— What is expected —
All lines from the one containing "Extract the chart's" through the last line of the listing below are to be copied exactly. Exclude the pictures.

— Material for this task —
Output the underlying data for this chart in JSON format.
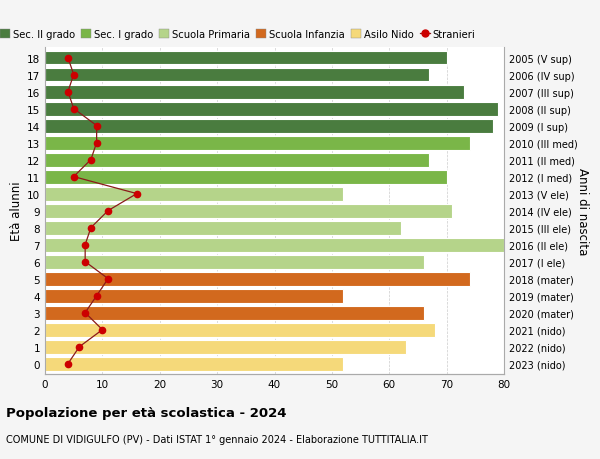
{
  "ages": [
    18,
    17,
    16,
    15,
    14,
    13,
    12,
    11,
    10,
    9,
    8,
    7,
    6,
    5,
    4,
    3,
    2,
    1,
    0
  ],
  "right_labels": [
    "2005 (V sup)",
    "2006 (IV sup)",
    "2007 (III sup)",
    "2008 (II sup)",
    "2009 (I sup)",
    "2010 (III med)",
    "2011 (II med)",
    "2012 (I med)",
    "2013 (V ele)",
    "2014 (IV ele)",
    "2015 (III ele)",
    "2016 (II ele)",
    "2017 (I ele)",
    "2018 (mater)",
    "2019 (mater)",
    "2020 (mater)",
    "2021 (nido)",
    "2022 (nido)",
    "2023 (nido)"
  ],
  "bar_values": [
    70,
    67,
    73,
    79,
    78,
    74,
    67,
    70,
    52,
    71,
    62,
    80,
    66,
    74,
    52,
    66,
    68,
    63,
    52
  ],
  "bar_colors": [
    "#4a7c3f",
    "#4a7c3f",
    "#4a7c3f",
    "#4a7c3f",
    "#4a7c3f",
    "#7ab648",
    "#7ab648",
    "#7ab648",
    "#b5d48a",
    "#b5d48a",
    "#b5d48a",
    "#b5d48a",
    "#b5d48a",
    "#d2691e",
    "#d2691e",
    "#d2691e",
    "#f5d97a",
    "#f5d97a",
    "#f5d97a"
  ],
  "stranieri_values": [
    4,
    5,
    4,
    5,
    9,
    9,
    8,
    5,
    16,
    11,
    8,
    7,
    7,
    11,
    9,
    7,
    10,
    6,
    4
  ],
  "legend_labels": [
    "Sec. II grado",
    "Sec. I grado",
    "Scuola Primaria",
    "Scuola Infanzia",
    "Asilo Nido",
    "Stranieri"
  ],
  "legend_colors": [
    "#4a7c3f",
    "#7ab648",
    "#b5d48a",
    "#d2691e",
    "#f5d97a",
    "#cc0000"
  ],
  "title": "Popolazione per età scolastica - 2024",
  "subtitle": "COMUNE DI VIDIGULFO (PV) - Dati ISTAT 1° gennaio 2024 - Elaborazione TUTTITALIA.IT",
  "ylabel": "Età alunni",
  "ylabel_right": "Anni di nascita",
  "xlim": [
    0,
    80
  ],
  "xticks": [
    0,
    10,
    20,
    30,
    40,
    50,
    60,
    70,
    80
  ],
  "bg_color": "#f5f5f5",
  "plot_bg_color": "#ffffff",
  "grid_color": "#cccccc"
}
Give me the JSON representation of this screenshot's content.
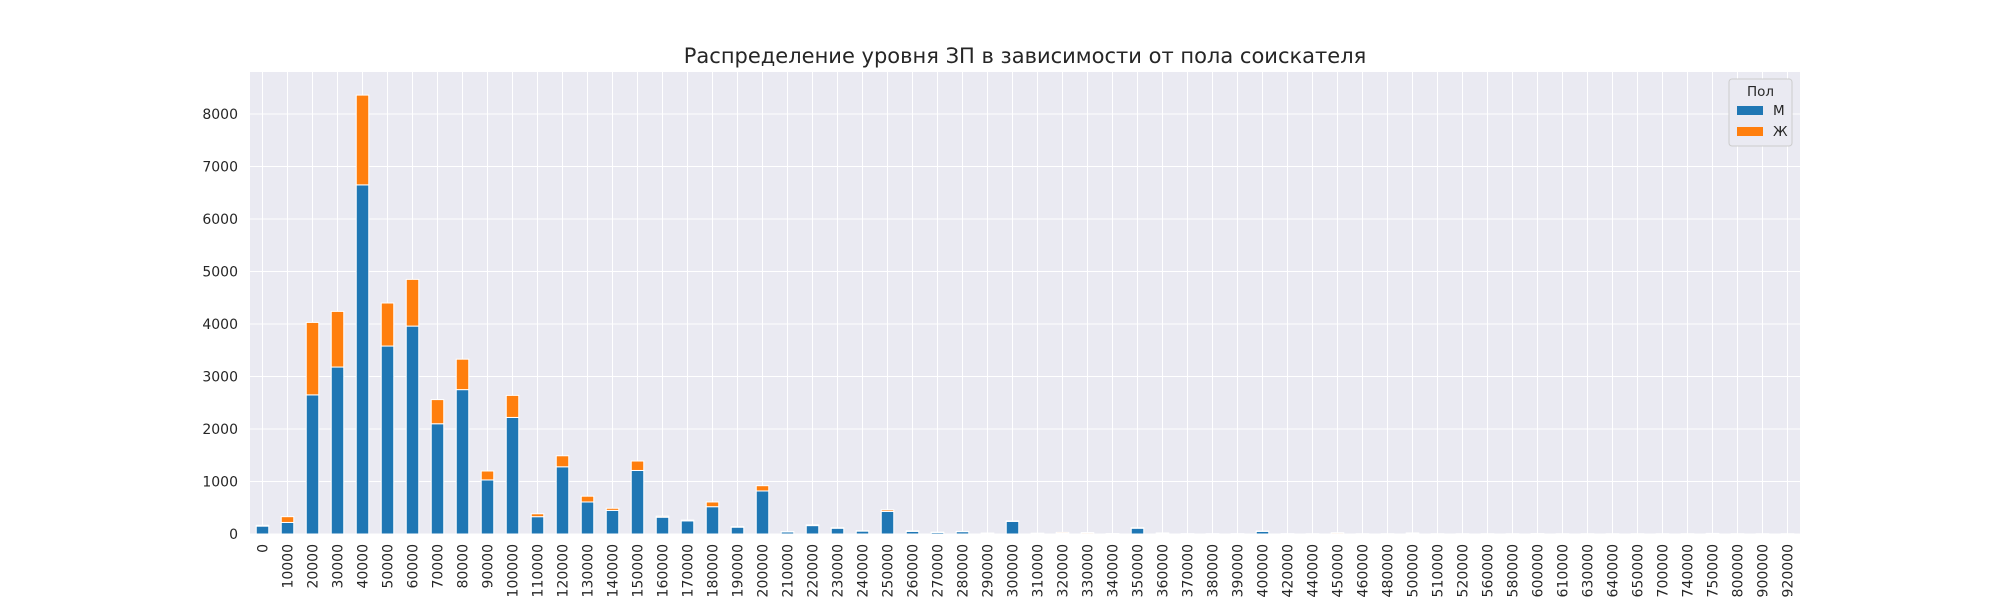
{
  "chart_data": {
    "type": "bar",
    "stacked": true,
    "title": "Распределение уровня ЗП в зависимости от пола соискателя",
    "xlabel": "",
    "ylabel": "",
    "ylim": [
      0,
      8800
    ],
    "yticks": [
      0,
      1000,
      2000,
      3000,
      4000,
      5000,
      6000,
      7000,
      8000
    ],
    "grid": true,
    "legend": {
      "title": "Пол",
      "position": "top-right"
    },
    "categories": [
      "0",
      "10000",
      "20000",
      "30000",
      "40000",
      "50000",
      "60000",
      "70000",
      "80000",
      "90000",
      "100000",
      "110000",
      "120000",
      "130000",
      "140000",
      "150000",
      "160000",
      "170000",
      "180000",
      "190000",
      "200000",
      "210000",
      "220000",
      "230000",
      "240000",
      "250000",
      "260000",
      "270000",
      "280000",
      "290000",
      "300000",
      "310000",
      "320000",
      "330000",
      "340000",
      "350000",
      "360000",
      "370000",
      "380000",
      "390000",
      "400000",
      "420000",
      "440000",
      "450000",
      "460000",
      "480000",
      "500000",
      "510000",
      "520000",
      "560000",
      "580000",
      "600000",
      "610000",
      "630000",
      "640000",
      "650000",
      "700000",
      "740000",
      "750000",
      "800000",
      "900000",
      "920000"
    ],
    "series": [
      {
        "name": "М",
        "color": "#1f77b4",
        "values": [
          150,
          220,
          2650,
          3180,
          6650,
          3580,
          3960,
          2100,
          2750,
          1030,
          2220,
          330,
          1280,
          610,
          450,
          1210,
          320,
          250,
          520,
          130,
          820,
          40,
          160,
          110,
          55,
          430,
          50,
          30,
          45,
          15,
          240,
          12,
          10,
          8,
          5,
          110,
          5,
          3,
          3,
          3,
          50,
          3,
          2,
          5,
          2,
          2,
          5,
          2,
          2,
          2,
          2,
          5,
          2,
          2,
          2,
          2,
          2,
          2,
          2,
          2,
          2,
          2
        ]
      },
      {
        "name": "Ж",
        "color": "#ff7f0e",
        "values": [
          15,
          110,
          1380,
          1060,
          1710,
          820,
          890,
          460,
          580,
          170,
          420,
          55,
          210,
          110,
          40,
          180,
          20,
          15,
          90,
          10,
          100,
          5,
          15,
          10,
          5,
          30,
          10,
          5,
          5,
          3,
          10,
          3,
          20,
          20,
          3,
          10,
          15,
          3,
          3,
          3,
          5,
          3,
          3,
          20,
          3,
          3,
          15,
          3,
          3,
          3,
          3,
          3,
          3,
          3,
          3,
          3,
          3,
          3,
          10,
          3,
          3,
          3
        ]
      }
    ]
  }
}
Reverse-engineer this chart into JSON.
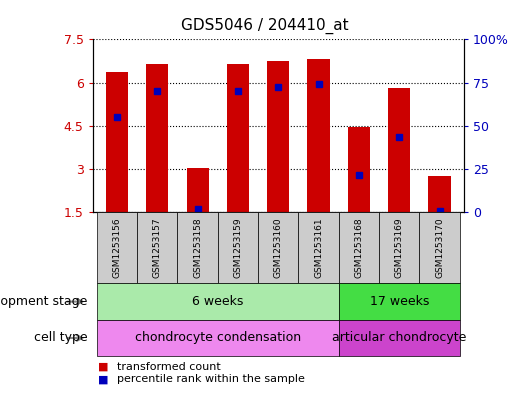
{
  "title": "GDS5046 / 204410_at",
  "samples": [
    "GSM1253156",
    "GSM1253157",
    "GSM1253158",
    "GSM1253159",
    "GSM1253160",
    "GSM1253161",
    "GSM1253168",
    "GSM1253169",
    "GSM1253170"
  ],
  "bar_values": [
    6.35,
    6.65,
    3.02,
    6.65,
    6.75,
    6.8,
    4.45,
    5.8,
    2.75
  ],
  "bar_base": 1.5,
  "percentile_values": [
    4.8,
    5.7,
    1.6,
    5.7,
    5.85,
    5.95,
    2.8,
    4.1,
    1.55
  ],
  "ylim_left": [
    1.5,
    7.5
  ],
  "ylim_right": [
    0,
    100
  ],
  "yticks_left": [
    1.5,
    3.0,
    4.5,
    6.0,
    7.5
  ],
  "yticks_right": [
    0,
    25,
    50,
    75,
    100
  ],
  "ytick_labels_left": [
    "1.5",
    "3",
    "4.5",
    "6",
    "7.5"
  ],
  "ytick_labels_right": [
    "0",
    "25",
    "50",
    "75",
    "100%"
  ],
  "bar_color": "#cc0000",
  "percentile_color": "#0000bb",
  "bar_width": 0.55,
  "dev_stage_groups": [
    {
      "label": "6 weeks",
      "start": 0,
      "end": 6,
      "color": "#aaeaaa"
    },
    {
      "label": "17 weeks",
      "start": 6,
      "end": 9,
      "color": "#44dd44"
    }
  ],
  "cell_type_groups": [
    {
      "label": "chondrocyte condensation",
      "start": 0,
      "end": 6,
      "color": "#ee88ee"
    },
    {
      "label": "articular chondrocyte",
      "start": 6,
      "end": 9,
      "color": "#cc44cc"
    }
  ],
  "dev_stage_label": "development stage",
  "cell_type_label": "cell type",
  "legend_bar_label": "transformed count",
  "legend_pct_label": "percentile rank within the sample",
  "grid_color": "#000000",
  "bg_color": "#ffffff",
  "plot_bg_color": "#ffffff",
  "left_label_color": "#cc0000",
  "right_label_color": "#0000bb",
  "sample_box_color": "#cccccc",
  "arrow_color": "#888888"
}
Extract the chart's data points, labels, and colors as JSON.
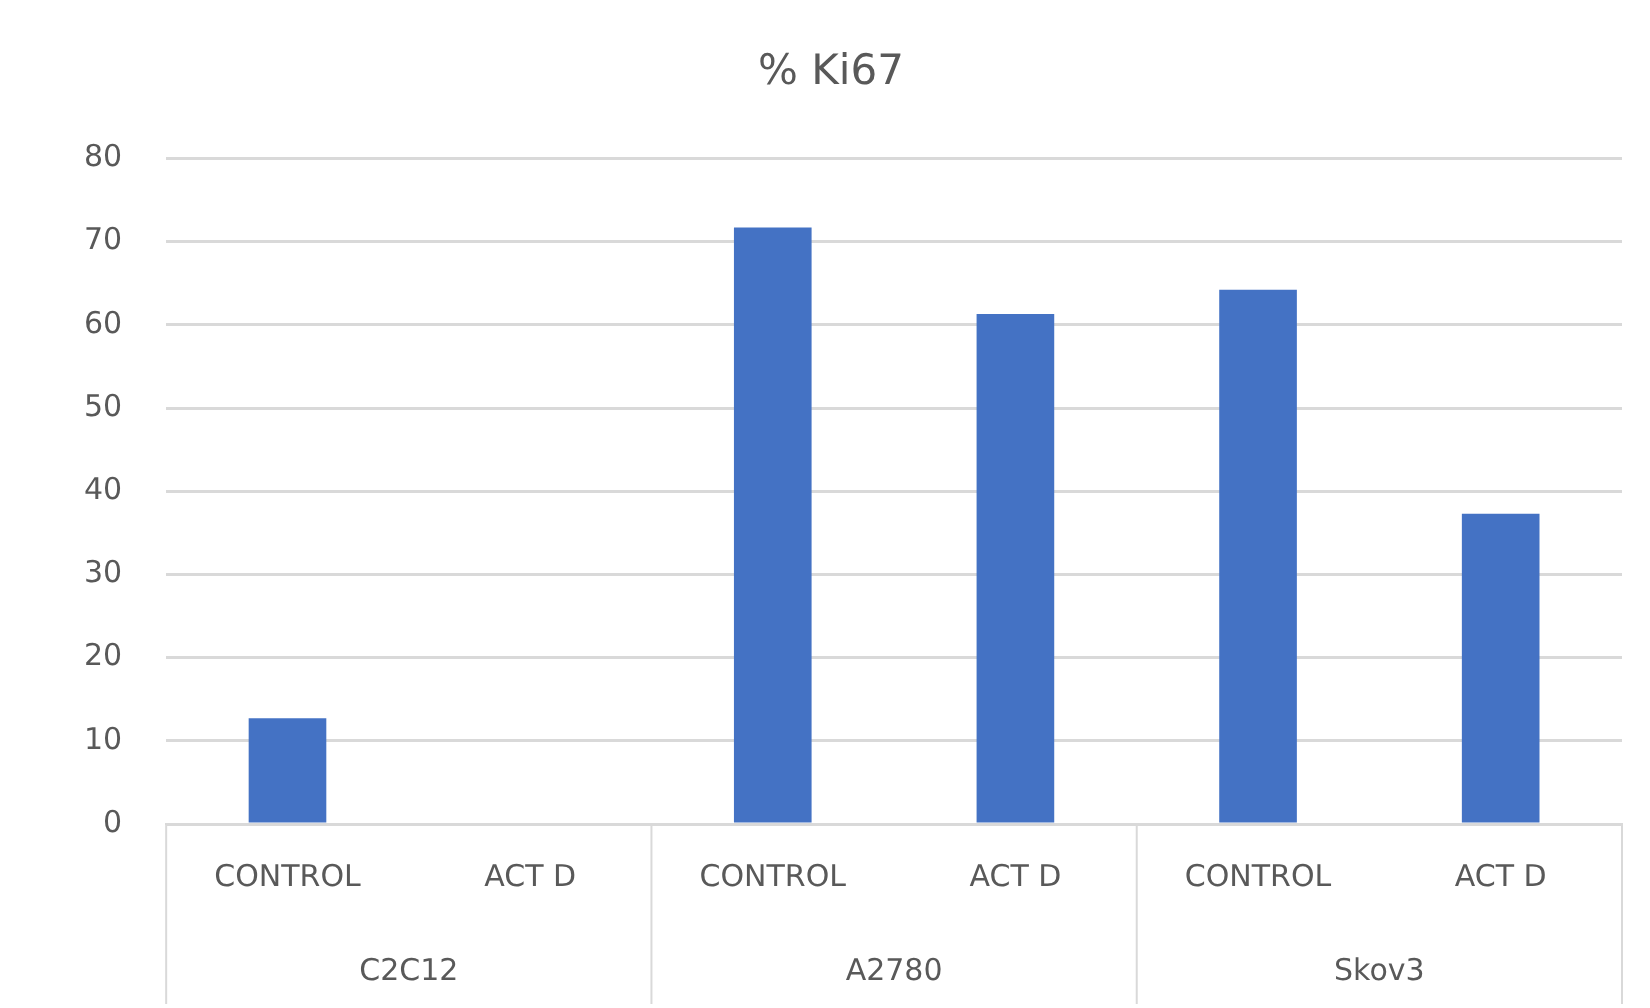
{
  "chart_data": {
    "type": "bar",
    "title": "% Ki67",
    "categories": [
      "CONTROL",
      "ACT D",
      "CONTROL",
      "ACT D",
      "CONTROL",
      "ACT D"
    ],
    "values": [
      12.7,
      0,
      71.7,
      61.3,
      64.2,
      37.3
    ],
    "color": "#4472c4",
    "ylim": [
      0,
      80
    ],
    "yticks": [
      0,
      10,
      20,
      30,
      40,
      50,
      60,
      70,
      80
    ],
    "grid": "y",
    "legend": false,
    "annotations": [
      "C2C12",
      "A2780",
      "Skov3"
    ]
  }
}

— Worked solution —
Extract the chart's data points, labels, and colors as JSON.
{
  "chart_data": {
    "type": "bar",
    "title": "% Ki67",
    "categories": [
      "CONTROL",
      "ACT D",
      "CONTROL",
      "ACT D",
      "CONTROL",
      "ACT D"
    ],
    "values": [
      12.7,
      0,
      71.7,
      61.3,
      64.2,
      37.3
    ],
    "color": "#4472c4",
    "ylim": [
      0,
      80
    ],
    "yticks": [
      0,
      10,
      20,
      30,
      40,
      50,
      60,
      70,
      80
    ],
    "grid": "y",
    "legend": false,
    "annotations": [
      "C2C12",
      "A2780",
      "Skov3"
    ]
  }
}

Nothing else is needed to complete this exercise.